[START PROVIDED INFORMATION]

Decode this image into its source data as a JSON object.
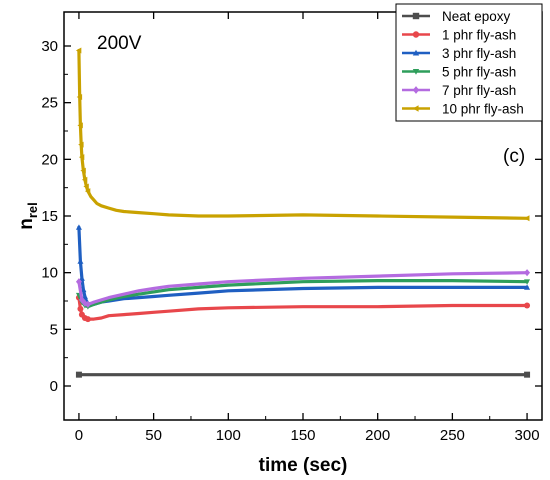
{
  "chart_data": {
    "type": "line",
    "title": "",
    "xlabel": "time (sec)",
    "ylabel": "n",
    "ylabel_subscript": "rel",
    "xlim": [
      -10,
      310
    ],
    "ylim": [
      -3,
      33
    ],
    "xticks": [
      0,
      50,
      100,
      150,
      200,
      250,
      300
    ],
    "yticks": [
      0,
      5,
      10,
      15,
      20,
      25,
      30
    ],
    "grid": false,
    "legend_position": "top-right",
    "annotations": {
      "voltage": "200V",
      "panel": "(c)"
    },
    "series": [
      {
        "name": "Neat epoxy",
        "color": "#4d4d4d",
        "marker": "square",
        "x": [
          0,
          10,
          50,
          100,
          150,
          200,
          250,
          300
        ],
        "y": [
          1.0,
          1.0,
          1.0,
          1.0,
          1.0,
          1.0,
          1.0,
          1.0
        ]
      },
      {
        "name": "1 phr fly-ash",
        "color": "#e8474b",
        "marker": "circle",
        "x": [
          0,
          1,
          2,
          4,
          6,
          8,
          10,
          15,
          20,
          30,
          40,
          50,
          60,
          80,
          100,
          150,
          200,
          250,
          300
        ],
        "y": [
          7.8,
          6.8,
          6.3,
          6.0,
          5.9,
          5.9,
          5.9,
          6.0,
          6.2,
          6.3,
          6.4,
          6.5,
          6.6,
          6.8,
          6.9,
          7.0,
          7.0,
          7.1,
          7.1
        ]
      },
      {
        "name": "3 phr fly-ash",
        "color": "#1f5fc2",
        "marker": "triangle-up",
        "x": [
          0,
          1,
          2,
          3,
          4,
          5,
          6,
          8,
          10,
          15,
          20,
          30,
          40,
          50,
          60,
          80,
          100,
          150,
          200,
          250,
          300
        ],
        "y": [
          14.0,
          11.0,
          9.5,
          8.5,
          7.9,
          7.5,
          7.3,
          7.2,
          7.2,
          7.4,
          7.5,
          7.7,
          7.8,
          7.9,
          8.0,
          8.2,
          8.4,
          8.6,
          8.7,
          8.7,
          8.7
        ]
      },
      {
        "name": "5 phr fly-ash",
        "color": "#2e9e5b",
        "marker": "triangle-down",
        "x": [
          0,
          2,
          4,
          6,
          8,
          10,
          15,
          20,
          30,
          40,
          50,
          60,
          80,
          100,
          150,
          200,
          250,
          300
        ],
        "y": [
          8.0,
          7.4,
          7.1,
          7.0,
          7.1,
          7.2,
          7.4,
          7.6,
          7.9,
          8.1,
          8.3,
          8.5,
          8.7,
          8.9,
          9.2,
          9.3,
          9.3,
          9.2
        ]
      },
      {
        "name": "7 phr fly-ash",
        "color": "#b46be0",
        "marker": "diamond",
        "x": [
          0,
          2,
          4,
          6,
          8,
          10,
          15,
          20,
          30,
          40,
          50,
          60,
          80,
          100,
          150,
          200,
          250,
          300
        ],
        "y": [
          9.2,
          7.6,
          7.3,
          7.2,
          7.3,
          7.4,
          7.6,
          7.8,
          8.1,
          8.4,
          8.6,
          8.8,
          9.0,
          9.2,
          9.5,
          9.7,
          9.9,
          10.0
        ]
      },
      {
        "name": "10 phr fly-ash",
        "color": "#c9a200",
        "marker": "left-triangle",
        "x": [
          0,
          0.5,
          1,
          1.5,
          2,
          3,
          4,
          5,
          6,
          8,
          10,
          12,
          15,
          20,
          25,
          30,
          40,
          50,
          60,
          80,
          100,
          150,
          200,
          250,
          300
        ],
        "y": [
          29.6,
          25.5,
          23.0,
          21.3,
          20.2,
          19.0,
          18.2,
          17.6,
          17.2,
          16.7,
          16.4,
          16.1,
          15.9,
          15.7,
          15.5,
          15.4,
          15.3,
          15.2,
          15.1,
          15.0,
          15.0,
          15.1,
          15.0,
          14.9,
          14.8
        ]
      }
    ]
  }
}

[END PROVIDED INFORMATION]

Find how many lines in the listing contain the word "triangle" and give that count alone.

• **WRITTEN REPLY**: 3